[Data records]

**********

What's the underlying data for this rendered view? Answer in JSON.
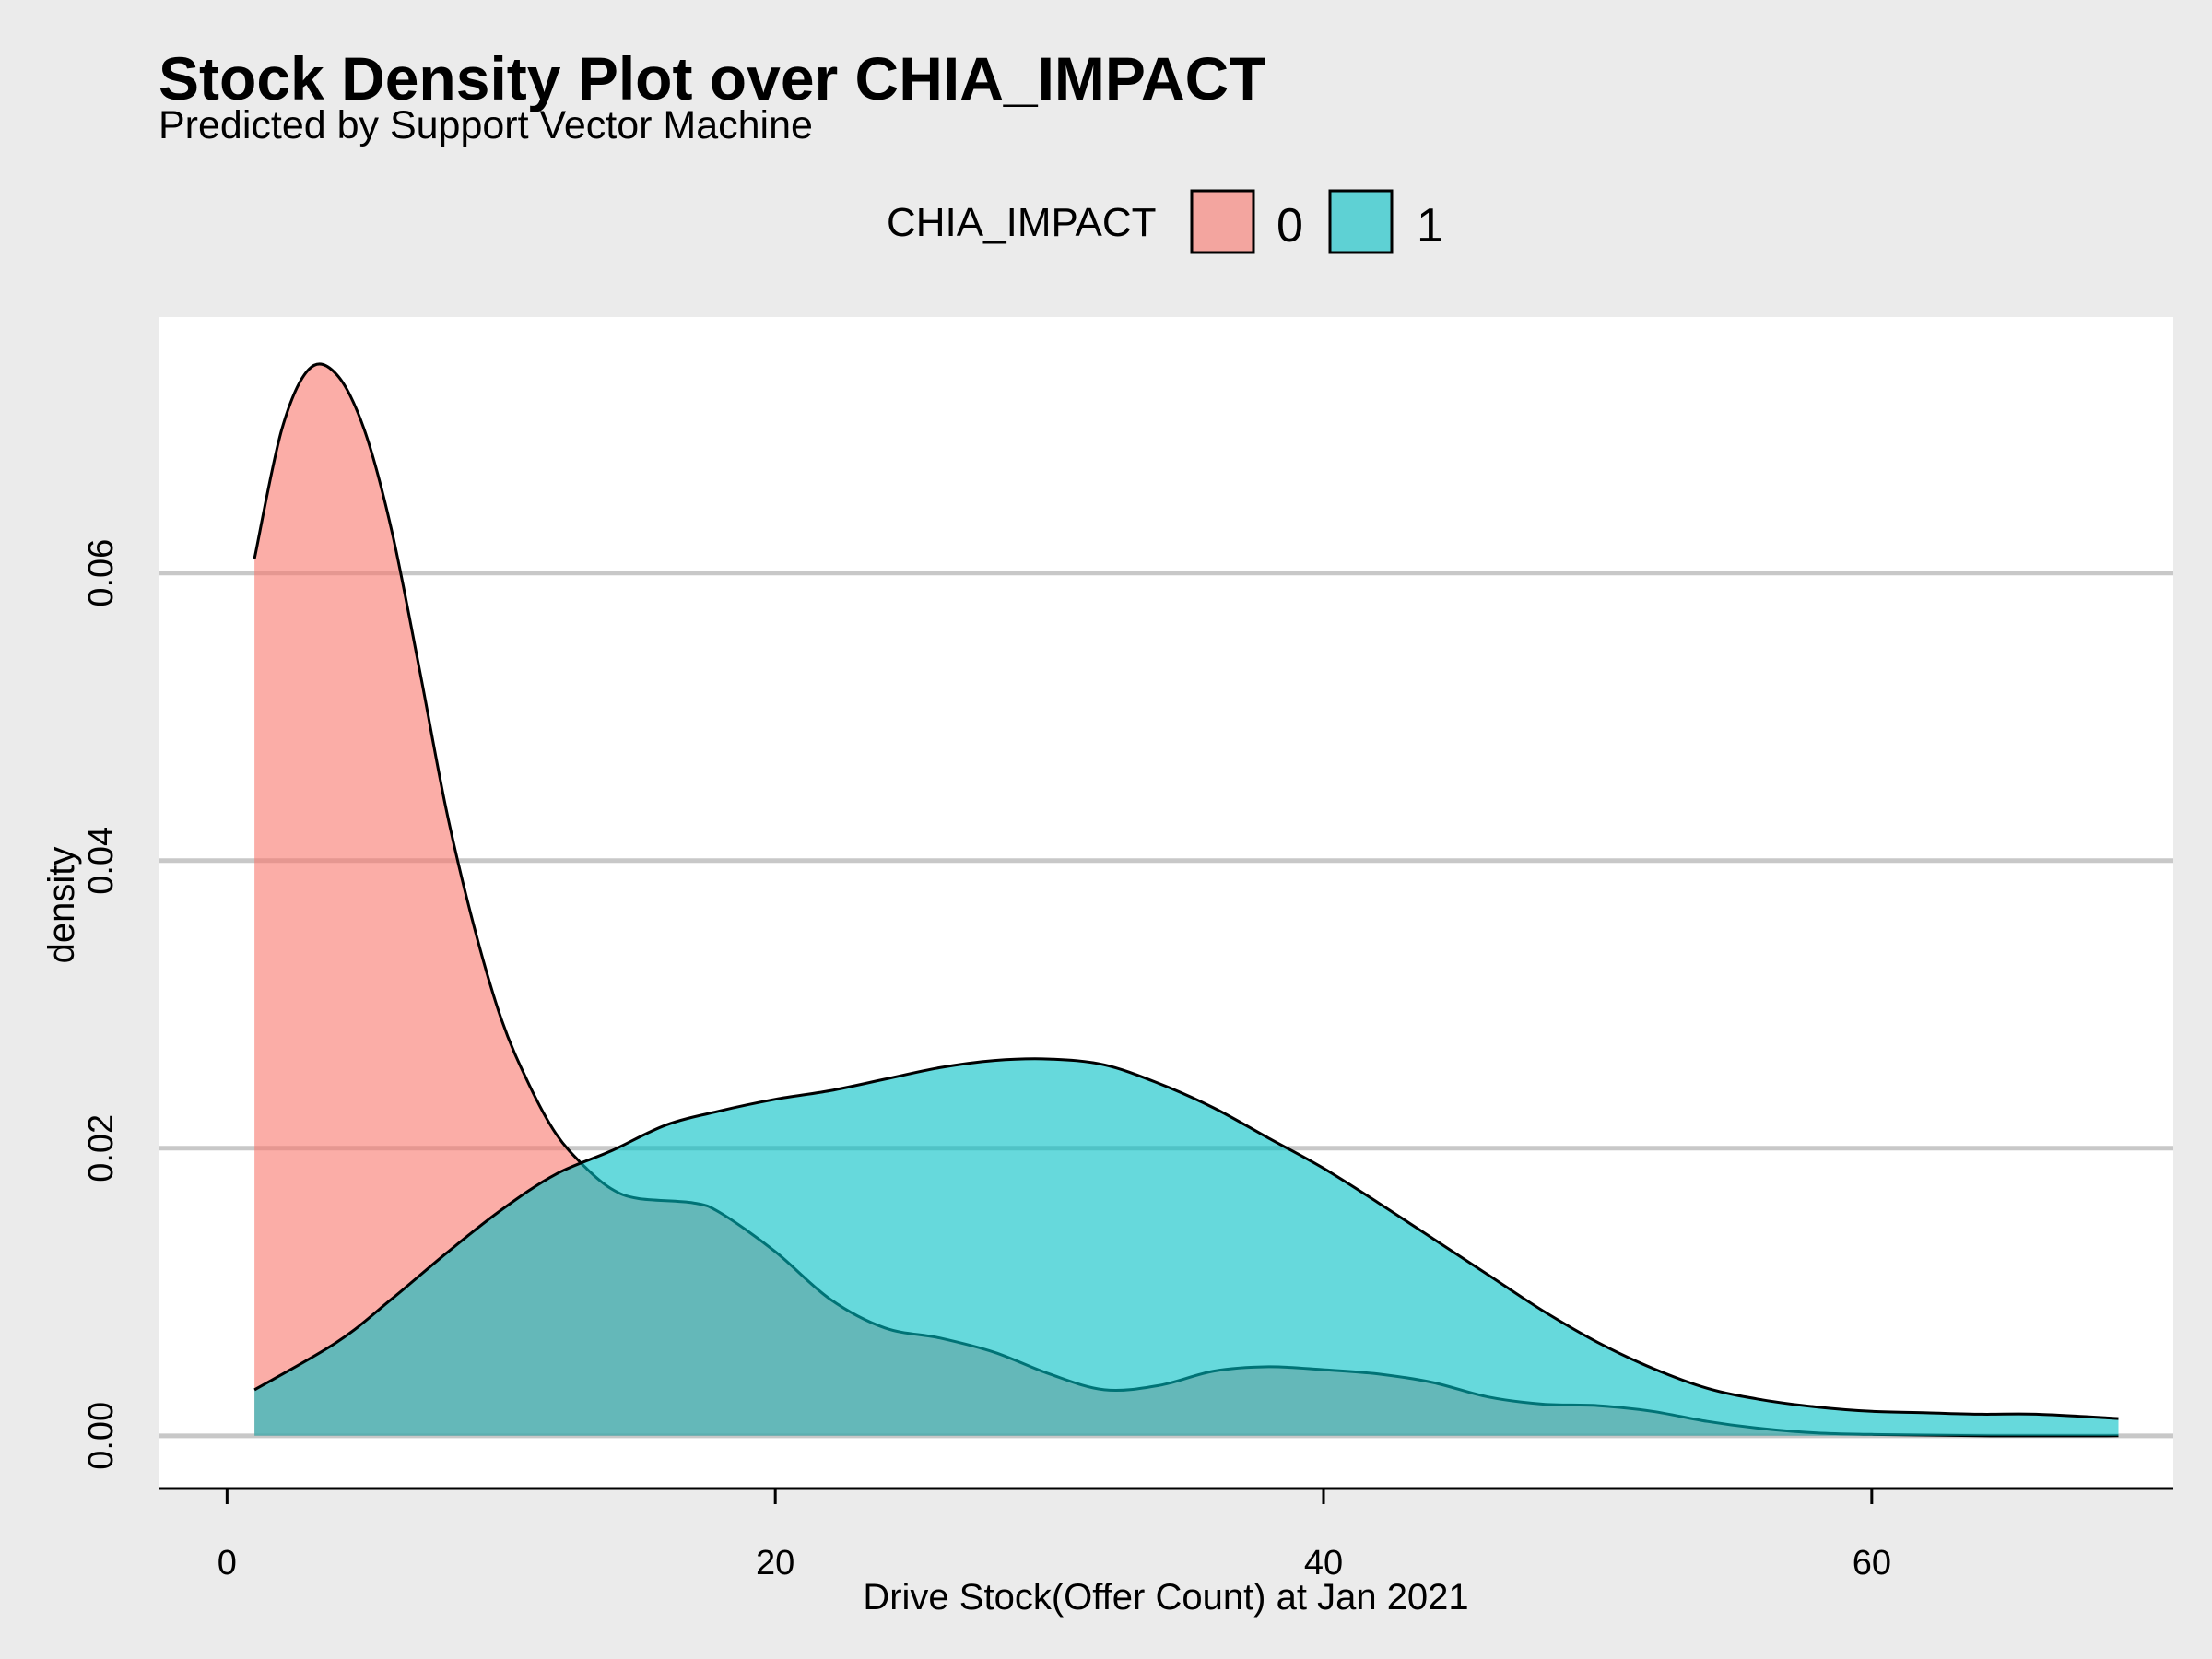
{
  "chart_data": {
    "type": "area",
    "title": "Stock Density Plot over CHIA_IMPACT",
    "subtitle": "Predicted by Support Vector Machine",
    "xlabel": "Drive Stock(Offer Count) at Jan 2021",
    "ylabel": "density",
    "xlim": [
      -2.5,
      71
    ],
    "ylim": [
      -0.0036,
      0.0778
    ],
    "x_ticks": [
      0,
      20,
      40,
      60
    ],
    "x_tick_labels": [
      "0",
      "20",
      "40",
      "60"
    ],
    "y_ticks": [
      0,
      0.02,
      0.04,
      0.06
    ],
    "y_tick_labels": [
      "0.00",
      "0.02",
      "0.04",
      "0.06"
    ],
    "grid": "horizontal major lines",
    "legend": {
      "title": "CHIA_IMPACT",
      "position": "top",
      "entries": [
        "0",
        "1"
      ]
    },
    "series": [
      {
        "name": "0",
        "color": "#f8766d",
        "x": [
          1,
          2,
          3,
          4,
          5,
          6,
          7,
          8,
          9,
          10,
          11,
          12,
          13,
          14,
          15,
          17,
          18,
          20,
          22,
          24,
          26,
          28,
          30,
          32,
          34,
          36,
          38,
          40,
          42,
          44,
          46,
          48,
          50,
          52,
          54,
          56,
          58,
          60,
          64,
          69
        ],
        "y": [
          0.061,
          0.07,
          0.0742,
          0.0738,
          0.07,
          0.063,
          0.0535,
          0.0435,
          0.0355,
          0.029,
          0.0245,
          0.021,
          0.0188,
          0.0172,
          0.0165,
          0.0162,
          0.0155,
          0.0128,
          0.0095,
          0.0075,
          0.0068,
          0.0058,
          0.0043,
          0.0032,
          0.0035,
          0.0045,
          0.0048,
          0.0046,
          0.0043,
          0.0037,
          0.0027,
          0.0022,
          0.0021,
          0.0017,
          0.001,
          0.0005,
          0.0002,
          0.0001,
          0.0,
          0.0
        ]
      },
      {
        "name": "1",
        "color": "#00bfc4",
        "x": [
          1,
          4,
          6,
          8,
          10,
          12,
          14,
          16,
          18,
          20,
          22,
          24,
          26,
          28,
          30,
          32,
          34,
          36,
          38,
          40,
          42,
          44,
          46,
          48,
          50,
          52,
          54,
          56,
          58,
          60,
          62,
          64,
          66,
          69
        ],
        "y": [
          0.0032,
          0.0065,
          0.0095,
          0.0127,
          0.0157,
          0.0182,
          0.0198,
          0.0216,
          0.0226,
          0.0234,
          0.024,
          0.0248,
          0.0256,
          0.0261,
          0.0262,
          0.0258,
          0.0245,
          0.0228,
          0.0207,
          0.0186,
          0.0162,
          0.0137,
          0.0112,
          0.0087,
          0.0065,
          0.0047,
          0.0033,
          0.0025,
          0.002,
          0.0017,
          0.0016,
          0.0015,
          0.0015,
          0.0012
        ]
      }
    ]
  }
}
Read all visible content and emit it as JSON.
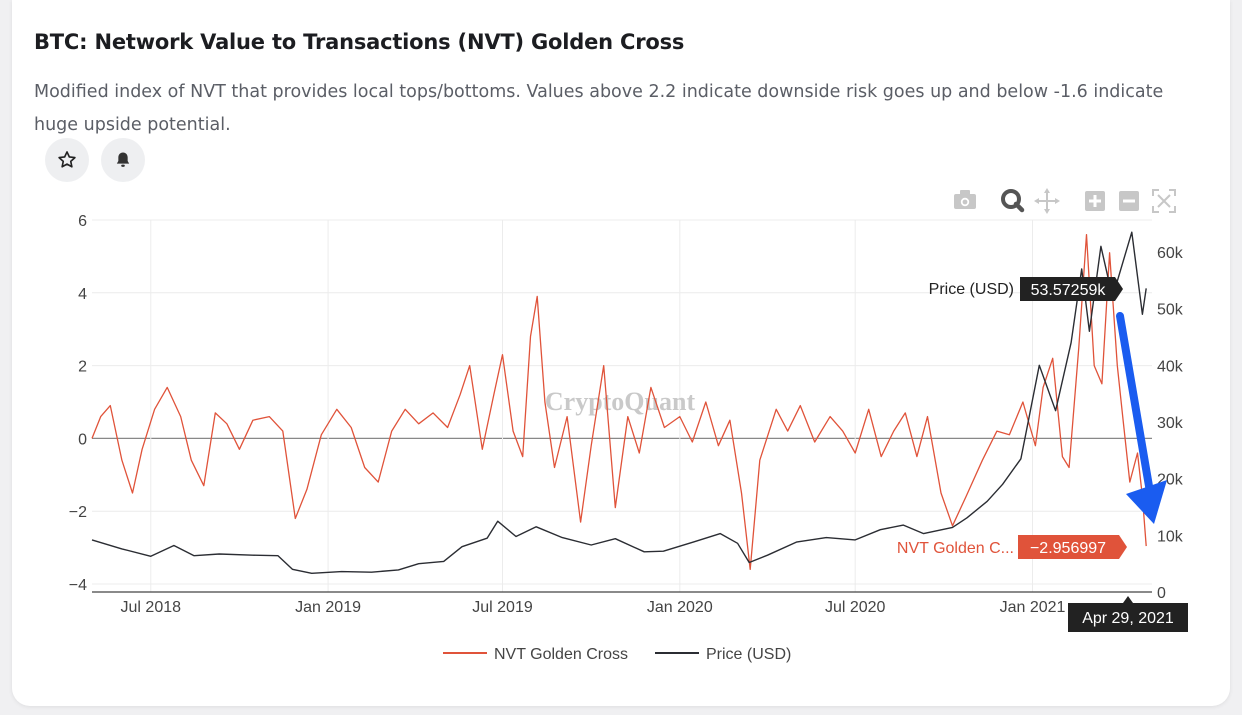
{
  "card": {
    "title": "BTC: Network Value to Transactions (NVT) Golden Cross",
    "description": "Modified index of NVT that provides local tops/bottoms. Values above 2.2 indicate downside risk goes up and below -1.6 indicate huge upside potential."
  },
  "actions": {
    "star_icon": "star-icon",
    "bell_icon": "bell-icon"
  },
  "toolbar": [
    "camera-icon",
    "zoom-icon",
    "pan-icon",
    "zoom-in-icon",
    "zoom-out-icon",
    "autoscale-icon"
  ],
  "hover": {
    "price_label": "Price (USD)",
    "price_value": "53.57259k",
    "nvt_label": "NVT Golden C...",
    "nvt_value": "−2.956997",
    "date": "Apr 29, 2021"
  },
  "watermark": "CryptoQuant",
  "colors": {
    "nvt": "#e0533a",
    "price": "#2b2d33",
    "arrow": "#1a5cf0",
    "zero_line": "#888888"
  },
  "chart_data": {
    "type": "line",
    "x_ticks": [
      "Jul 2018",
      "Jan 2019",
      "Jul 2019",
      "Jan 2020",
      "Jul 2020",
      "Jan 2021"
    ],
    "x_range": [
      "2018-05-01",
      "2021-05-05"
    ],
    "y_left": {
      "ticks": [
        "6",
        "4",
        "2",
        "0",
        "−2",
        "−4"
      ],
      "range": [
        -4,
        6
      ]
    },
    "y_right": {
      "ticks": [
        "60k",
        "50k",
        "40k",
        "30k",
        "20k",
        "10k",
        "0"
      ],
      "range": [
        0,
        66000
      ]
    },
    "grid": true,
    "legend_position": "bottom",
    "series": [
      {
        "name": "NVT Golden Cross",
        "axis": "left",
        "points": [
          [
            "2018-05-01",
            0.0
          ],
          [
            "2018-05-10",
            0.6
          ],
          [
            "2018-05-20",
            0.9
          ],
          [
            "2018-06-01",
            -0.6
          ],
          [
            "2018-06-12",
            -1.5
          ],
          [
            "2018-06-22",
            -0.3
          ],
          [
            "2018-07-05",
            0.8
          ],
          [
            "2018-07-18",
            1.4
          ],
          [
            "2018-08-01",
            0.6
          ],
          [
            "2018-08-12",
            -0.6
          ],
          [
            "2018-08-25",
            -1.3
          ],
          [
            "2018-09-06",
            0.7
          ],
          [
            "2018-09-18",
            0.4
          ],
          [
            "2018-10-01",
            -0.3
          ],
          [
            "2018-10-15",
            0.5
          ],
          [
            "2018-11-01",
            0.6
          ],
          [
            "2018-11-15",
            0.2
          ],
          [
            "2018-11-28",
            -2.2
          ],
          [
            "2018-12-10",
            -1.4
          ],
          [
            "2018-12-25",
            0.1
          ],
          [
            "2019-01-10",
            0.8
          ],
          [
            "2019-01-25",
            0.3
          ],
          [
            "2019-02-08",
            -0.8
          ],
          [
            "2019-02-22",
            -1.2
          ],
          [
            "2019-03-08",
            0.2
          ],
          [
            "2019-03-22",
            0.8
          ],
          [
            "2019-04-05",
            0.4
          ],
          [
            "2019-04-20",
            0.7
          ],
          [
            "2019-05-05",
            0.3
          ],
          [
            "2019-05-18",
            1.2
          ],
          [
            "2019-05-28",
            2.0
          ],
          [
            "2019-06-10",
            -0.3
          ],
          [
            "2019-06-22",
            1.2
          ],
          [
            "2019-07-01",
            2.3
          ],
          [
            "2019-07-12",
            0.2
          ],
          [
            "2019-07-22",
            -0.5
          ],
          [
            "2019-07-30",
            2.8
          ],
          [
            "2019-08-06",
            3.9
          ],
          [
            "2019-08-14",
            1.0
          ],
          [
            "2019-08-24",
            -0.8
          ],
          [
            "2019-09-06",
            0.6
          ],
          [
            "2019-09-20",
            -2.3
          ],
          [
            "2019-10-01",
            -0.2
          ],
          [
            "2019-10-14",
            2.0
          ],
          [
            "2019-10-26",
            -1.9
          ],
          [
            "2019-11-08",
            0.6
          ],
          [
            "2019-11-20",
            -0.4
          ],
          [
            "2019-12-02",
            1.4
          ],
          [
            "2019-12-16",
            0.3
          ],
          [
            "2020-01-01",
            0.6
          ],
          [
            "2020-01-14",
            -0.1
          ],
          [
            "2020-01-28",
            1.0
          ],
          [
            "2020-02-10",
            -0.2
          ],
          [
            "2020-02-22",
            0.5
          ],
          [
            "2020-03-05",
            -1.5
          ],
          [
            "2020-03-14",
            -3.6
          ],
          [
            "2020-03-24",
            -0.6
          ],
          [
            "2020-04-10",
            0.8
          ],
          [
            "2020-04-22",
            0.2
          ],
          [
            "2020-05-05",
            0.9
          ],
          [
            "2020-05-20",
            -0.1
          ],
          [
            "2020-06-05",
            0.6
          ],
          [
            "2020-06-18",
            0.2
          ],
          [
            "2020-07-01",
            -0.4
          ],
          [
            "2020-07-15",
            0.8
          ],
          [
            "2020-07-28",
            -0.5
          ],
          [
            "2020-08-10",
            0.2
          ],
          [
            "2020-08-22",
            0.7
          ],
          [
            "2020-09-03",
            -0.5
          ],
          [
            "2020-09-14",
            0.6
          ],
          [
            "2020-09-28",
            -1.5
          ],
          [
            "2020-10-10",
            -2.4
          ],
          [
            "2020-10-24",
            -1.6
          ],
          [
            "2020-11-10",
            -0.6
          ],
          [
            "2020-11-25",
            0.2
          ],
          [
            "2020-12-08",
            0.1
          ],
          [
            "2020-12-22",
            1.0
          ],
          [
            "2021-01-04",
            -0.2
          ],
          [
            "2021-01-12",
            1.4
          ],
          [
            "2021-01-22",
            2.2
          ],
          [
            "2021-02-01",
            -0.5
          ],
          [
            "2021-02-08",
            -0.8
          ],
          [
            "2021-02-18",
            2.5
          ],
          [
            "2021-02-26",
            5.6
          ],
          [
            "2021-03-06",
            2.0
          ],
          [
            "2021-03-14",
            1.5
          ],
          [
            "2021-03-22",
            5.1
          ],
          [
            "2021-03-30",
            2.0
          ],
          [
            "2021-04-05",
            0.5
          ],
          [
            "2021-04-12",
            -1.2
          ],
          [
            "2021-04-20",
            -0.4
          ],
          [
            "2021-04-25",
            -1.6
          ],
          [
            "2021-04-29",
            -2.96
          ]
        ]
      },
      {
        "name": "Price (USD)",
        "axis": "right",
        "points": [
          [
            "2018-05-01",
            9200
          ],
          [
            "2018-06-01",
            7600
          ],
          [
            "2018-07-01",
            6300
          ],
          [
            "2018-07-25",
            8200
          ],
          [
            "2018-08-15",
            6400
          ],
          [
            "2018-09-10",
            6700
          ],
          [
            "2018-10-15",
            6500
          ],
          [
            "2018-11-10",
            6400
          ],
          [
            "2018-11-25",
            4000
          ],
          [
            "2018-12-15",
            3300
          ],
          [
            "2019-01-15",
            3600
          ],
          [
            "2019-02-15",
            3500
          ],
          [
            "2019-03-15",
            3900
          ],
          [
            "2019-04-05",
            5000
          ],
          [
            "2019-05-01",
            5400
          ],
          [
            "2019-05-20",
            8000
          ],
          [
            "2019-06-15",
            9500
          ],
          [
            "2019-06-26",
            12500
          ],
          [
            "2019-07-15",
            9800
          ],
          [
            "2019-08-05",
            11500
          ],
          [
            "2019-09-01",
            9600
          ],
          [
            "2019-10-01",
            8300
          ],
          [
            "2019-10-26",
            9400
          ],
          [
            "2019-11-25",
            7100
          ],
          [
            "2019-12-15",
            7200
          ],
          [
            "2020-01-15",
            8800
          ],
          [
            "2020-02-12",
            10300
          ],
          [
            "2020-03-01",
            8600
          ],
          [
            "2020-03-13",
            5200
          ],
          [
            "2020-04-01",
            6500
          ],
          [
            "2020-05-01",
            8800
          ],
          [
            "2020-06-01",
            9600
          ],
          [
            "2020-07-01",
            9200
          ],
          [
            "2020-07-27",
            11000
          ],
          [
            "2020-08-20",
            11800
          ],
          [
            "2020-09-10",
            10300
          ],
          [
            "2020-10-10",
            11400
          ],
          [
            "2020-10-25",
            13100
          ],
          [
            "2020-11-15",
            16000
          ],
          [
            "2020-12-01",
            19000
          ],
          [
            "2020-12-20",
            23500
          ],
          [
            "2021-01-08",
            40000
          ],
          [
            "2021-01-25",
            32000
          ],
          [
            "2021-02-10",
            44000
          ],
          [
            "2021-02-21",
            57000
          ],
          [
            "2021-03-01",
            46000
          ],
          [
            "2021-03-13",
            61000
          ],
          [
            "2021-03-25",
            52000
          ],
          [
            "2021-04-14",
            63500
          ],
          [
            "2021-04-25",
            49000
          ],
          [
            "2021-04-29",
            53573
          ]
        ]
      }
    ]
  }
}
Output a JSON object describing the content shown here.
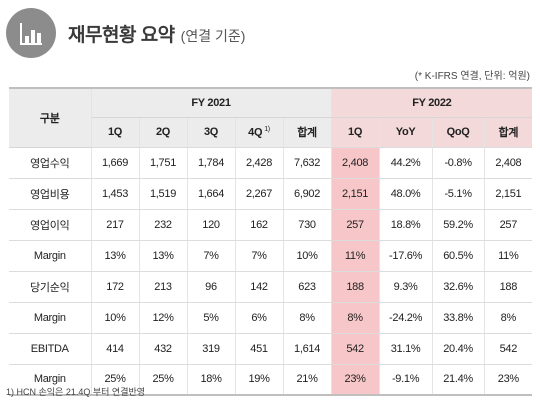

**********

* THE REQUEST
Go through the material above and count the lines that contain "grid"; give that number alone.

* EXERCISE SOLUTION
2